*Your objective:*
Work out how many lines in the listing below include the word "ANGLE"; answer with the number alone.

>>>

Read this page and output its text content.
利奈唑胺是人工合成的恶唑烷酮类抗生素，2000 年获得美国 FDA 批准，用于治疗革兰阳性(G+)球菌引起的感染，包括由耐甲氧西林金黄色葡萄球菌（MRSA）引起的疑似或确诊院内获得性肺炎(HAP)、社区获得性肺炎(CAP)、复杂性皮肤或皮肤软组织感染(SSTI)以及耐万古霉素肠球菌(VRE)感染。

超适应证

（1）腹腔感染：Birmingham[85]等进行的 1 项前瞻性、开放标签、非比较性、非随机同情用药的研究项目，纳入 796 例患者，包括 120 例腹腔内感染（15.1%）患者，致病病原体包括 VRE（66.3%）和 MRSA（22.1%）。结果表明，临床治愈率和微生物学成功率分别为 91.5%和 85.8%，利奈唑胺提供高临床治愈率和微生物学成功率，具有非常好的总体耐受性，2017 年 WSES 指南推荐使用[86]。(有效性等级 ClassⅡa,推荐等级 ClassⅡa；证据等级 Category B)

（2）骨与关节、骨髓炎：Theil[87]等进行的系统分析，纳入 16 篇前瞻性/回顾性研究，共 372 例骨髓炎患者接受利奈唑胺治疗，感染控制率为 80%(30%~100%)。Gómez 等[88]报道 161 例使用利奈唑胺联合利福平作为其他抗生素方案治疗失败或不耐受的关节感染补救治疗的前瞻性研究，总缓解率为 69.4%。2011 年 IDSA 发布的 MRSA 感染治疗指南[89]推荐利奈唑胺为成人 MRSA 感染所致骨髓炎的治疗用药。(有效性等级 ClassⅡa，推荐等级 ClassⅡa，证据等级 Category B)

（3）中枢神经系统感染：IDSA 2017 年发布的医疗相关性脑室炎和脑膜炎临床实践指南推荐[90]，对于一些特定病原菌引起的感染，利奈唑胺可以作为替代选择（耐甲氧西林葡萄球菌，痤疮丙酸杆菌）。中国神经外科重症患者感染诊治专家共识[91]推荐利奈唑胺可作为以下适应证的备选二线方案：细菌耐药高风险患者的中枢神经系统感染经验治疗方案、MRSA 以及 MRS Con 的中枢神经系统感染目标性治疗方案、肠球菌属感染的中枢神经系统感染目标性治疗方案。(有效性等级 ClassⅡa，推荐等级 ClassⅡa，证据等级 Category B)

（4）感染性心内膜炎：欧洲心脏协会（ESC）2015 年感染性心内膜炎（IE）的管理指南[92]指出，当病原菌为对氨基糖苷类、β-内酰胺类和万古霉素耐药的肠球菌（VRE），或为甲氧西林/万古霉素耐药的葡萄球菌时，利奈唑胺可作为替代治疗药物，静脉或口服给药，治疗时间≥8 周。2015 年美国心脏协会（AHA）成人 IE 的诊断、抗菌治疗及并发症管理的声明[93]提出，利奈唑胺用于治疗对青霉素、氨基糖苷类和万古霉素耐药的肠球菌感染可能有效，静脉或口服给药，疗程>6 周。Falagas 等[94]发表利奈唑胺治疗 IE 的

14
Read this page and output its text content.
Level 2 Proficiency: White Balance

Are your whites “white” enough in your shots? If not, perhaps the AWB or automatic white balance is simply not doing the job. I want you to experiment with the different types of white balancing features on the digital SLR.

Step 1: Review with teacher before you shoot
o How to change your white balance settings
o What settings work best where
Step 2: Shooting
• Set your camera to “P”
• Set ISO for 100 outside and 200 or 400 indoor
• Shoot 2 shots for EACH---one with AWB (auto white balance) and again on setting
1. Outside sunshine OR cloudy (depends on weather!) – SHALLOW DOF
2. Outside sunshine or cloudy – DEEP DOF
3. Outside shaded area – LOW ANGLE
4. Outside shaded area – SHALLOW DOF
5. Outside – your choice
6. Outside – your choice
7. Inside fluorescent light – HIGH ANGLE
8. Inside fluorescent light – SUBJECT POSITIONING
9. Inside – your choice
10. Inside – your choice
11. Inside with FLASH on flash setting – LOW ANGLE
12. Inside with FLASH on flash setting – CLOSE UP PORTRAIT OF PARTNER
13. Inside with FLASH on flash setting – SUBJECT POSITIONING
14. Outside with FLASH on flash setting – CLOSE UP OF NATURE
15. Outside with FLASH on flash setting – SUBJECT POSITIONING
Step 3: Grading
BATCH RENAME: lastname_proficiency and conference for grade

<<<

*Answer to this task:*
3